── Source excerpt
Be Your Own Manufacturer
I’ve noticed a trend with the writings of Chris Anderson, former editor of Wired magazine and the author of a new book on 3-D printing called Makers: The New Industrial Revolution.
It goes like this. He comes out with a book, and the highbrow experts say it’s crazy, that this time he has gone too far. Two-three years later, the world has changed, and his predictions have come true. His critics don’t admit it (have you noticed that few people ever admit errors?). By that time, he has a new book out, and the experts again say it’s crazy. And so on it goes. He is always one step ahead, like a prophet, but without the honor he deserves.
In his first major book, The Long Tail (2006), he said the common culture of enterprise would die, and this is great. Instead, in the future, consumer culture will be driven by the desire to curate micro-cultures for ourselves. Technology has allowed markets to become super focused on a niche, rather than the broad swath of humanity. In fact, he said, there are more profits associated with niche-focused business than the hope of selling to every man or woman on the street.
At the time, this idea seemed crazy. The conventional wisdom of business has been that the bigger the market sector, the better. He was saying the opposite. Now we look around and see that nearly every market is a niche: No two consumers are alike. Not only that, but the biggest and best companies today (Google, Amazon, the app economy) specialize in fanatical service toward millions of tiny niches, in every way that can express itself.
Then he came out with his book Free: How Today’s Smartest Businesses Profit by Giving Something for Nothing (2010). He said that the trend is taking all consumer products down to $0 for the basic service and making money on the add-ons. In fact, business in the future will be begging people to take stuff for free.
────
── Data extract
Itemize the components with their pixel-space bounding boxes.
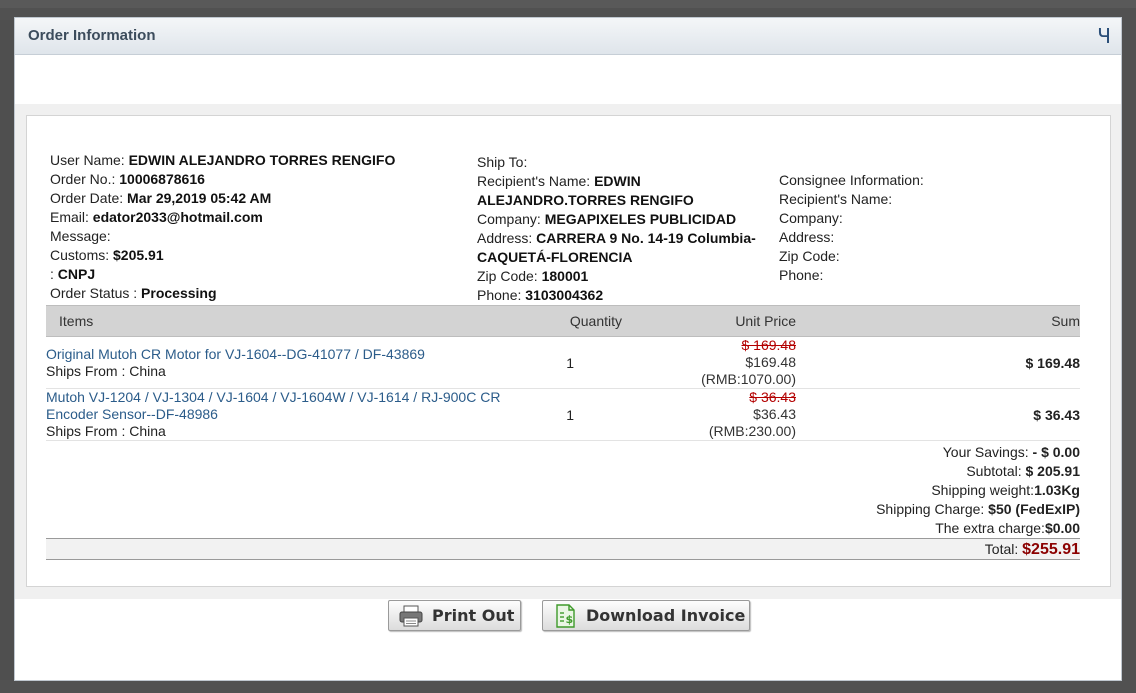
────
_Given task 1_.
Reproduce the passage of the essay on Chris Anderson's books from "Be Your Own" up to and including "New Industrial Revolution.".
_Given task 2_.
Continue the essay on Chris Anderson's books, picking up right after its final sentence.

_Reply 1_.
Be Your Own Manufacturer
I’ve noticed a trend with the writings of Chris Anderson, former editor of Wired magazine and the author of a new book on 3-D printing called Makers: The New Industrial Revolution.

_Reply 2_.
His critics went nuts and said, “Oh, this is crazy stuff. Can’t happen.” Today, if you want to denounce his thesis, you can do it in real-time video through Google+ Hangouts, Facebook video chat, Skype, Twitter, or uncountable numbers of free services that uncountable numbers of businesses are begging you to try. Contrary to every prediction, even Facebook is making money by giving away its main product for free.
Again, I’ve not seen his critics eat humble pie.
The purpose of Makers is to explain how manufacturing is traveling on the same trajectory as communication, publishing, and media. It will devolve from big institutions to small institutions, and finally to individuals. The focus is, of course, 3-D printing. He forecasts a world without shipping, without controls, without the huge transactions costs of getting things. Instead, our shopping will consist of downloading models and printing what we need.
Crazy, right? Yes, just like his previous two books — which is to say not crazy at all.
Why has he been so consistently correct in his outlook for the market’s future? Because he is hooked into the community that is making it happen. From his position as editor of Wired, he was constantly in contact with the edgiest and most entrepreneurial companies in the world, the people who are forging a new tomorrow. He observes a pattern, explains, and sees clearly that it will win the day because it works.
By the time the rest of the world catches up to see the point, he has moved on.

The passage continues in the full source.